### What you are asked to do
Reproduce all the entries precisely.

--- begin Input for this task ---

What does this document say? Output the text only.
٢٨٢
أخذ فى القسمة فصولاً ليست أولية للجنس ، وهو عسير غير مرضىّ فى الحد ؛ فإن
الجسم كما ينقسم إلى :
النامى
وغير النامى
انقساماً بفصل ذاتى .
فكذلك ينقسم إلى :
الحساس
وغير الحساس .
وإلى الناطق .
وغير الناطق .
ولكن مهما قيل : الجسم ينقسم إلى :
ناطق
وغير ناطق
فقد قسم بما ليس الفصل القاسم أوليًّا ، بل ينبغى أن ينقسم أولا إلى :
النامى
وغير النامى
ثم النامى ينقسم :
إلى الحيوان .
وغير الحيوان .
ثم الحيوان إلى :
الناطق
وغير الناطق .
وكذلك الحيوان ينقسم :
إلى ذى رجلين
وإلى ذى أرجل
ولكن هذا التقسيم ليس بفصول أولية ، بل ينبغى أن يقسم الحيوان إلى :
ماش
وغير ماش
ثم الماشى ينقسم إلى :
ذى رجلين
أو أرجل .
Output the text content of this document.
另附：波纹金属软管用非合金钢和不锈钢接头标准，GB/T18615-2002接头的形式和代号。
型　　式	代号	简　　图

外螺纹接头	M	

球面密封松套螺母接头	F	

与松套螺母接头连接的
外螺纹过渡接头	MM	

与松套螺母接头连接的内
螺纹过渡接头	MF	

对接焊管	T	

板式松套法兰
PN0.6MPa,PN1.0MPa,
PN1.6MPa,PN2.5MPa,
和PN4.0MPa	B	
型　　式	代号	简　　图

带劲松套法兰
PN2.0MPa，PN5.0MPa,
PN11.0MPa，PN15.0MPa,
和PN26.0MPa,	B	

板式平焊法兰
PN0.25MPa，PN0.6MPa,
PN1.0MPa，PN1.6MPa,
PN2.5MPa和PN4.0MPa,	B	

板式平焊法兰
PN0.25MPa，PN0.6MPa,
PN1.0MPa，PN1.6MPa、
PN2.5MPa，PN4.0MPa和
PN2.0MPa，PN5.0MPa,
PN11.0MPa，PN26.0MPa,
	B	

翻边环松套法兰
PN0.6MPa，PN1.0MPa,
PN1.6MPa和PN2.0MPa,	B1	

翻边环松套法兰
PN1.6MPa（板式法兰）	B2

--- end Input for this task ---

### Finished exercise
What does this document say? Output the text only.
٢٨٢
أخذ فى القسمة فصولاً ليست أولية للجنس ، وهو عسير غير مرضىّ فى الحد ؛ فإن
الجسم كما ينقسم إلى :
النامى
وغير النامى
انقساماً بفصل ذاتى .
فكذلك ينقسم إلى :
الحساس
وغير الحساس .
وإلى الناطق .
وغير الناطق .
ولكن مهما قيل : الجسم ينقسم إلى :
ناطق
وغير ناطق
فقد قسم بما ليس الفصل القاسم أوليًّا ، بل ينبغى أن ينقسم أولا إلى :
النامى
وغير النامى
ثم النامى ينقسم :
إلى الحيوان .
وغير الحيوان .
ثم الحيوان إلى :
الناطق
وغير الناطق .
وكذلك الحيوان ينقسم :
إلى ذى رجلين
وإلى ذى أرجل
ولكن هذا التقسيم ليس بفصول أولية ، بل ينبغى أن يقسم الحيوان إلى :
ماش
وغير ماش
ثم الماشى ينقسم إلى :
ذى رجلين
أو أرجل .
Output the text content of this document.
另附：波纹金属软管用非合金钢和不锈钢接头标准，GB/T18615-2002接头的形式和代号。
型　　式	代号	简　　图

外螺纹接头	M	

球面密封松套螺母接头	F	

与松套螺母接头连接的
外螺纹过渡接头	MM	

与松套螺母接头连接的内
螺纹过渡接头	MF	

对接焊管	T	

板式松套法兰
PN0.6MPa,PN1.0MPa,
PN1.6MPa,PN2.5MPa,
和PN4.0MPa	B	
型　　式	代号	简　　图

带劲松套法兰
PN2.0MPa，PN5.0MPa,
PN11.0MPa，PN15.0MPa,
和PN26.0MPa,	B	

板式平焊法兰
PN0.25MPa，PN0.6MPa,
PN1.0MPa，PN1.6MPa,
PN2.5MPa和PN4.0MPa,	B	

板式平焊法兰
PN0.25MPa，PN0.6MPa,
PN1.0MPa，PN1.6MPa、
PN2.5MPa，PN4.0MPa和
PN2.0MPa，PN5.0MPa,
PN11.0MPa，PN26.0MPa,
	B	

翻边环松套法兰
PN0.6MPa，PN1.0MPa,
PN1.6MPa和PN2.0MPa,	B1	

翻边环松套法兰
PN1.6MPa（板式法兰）	B2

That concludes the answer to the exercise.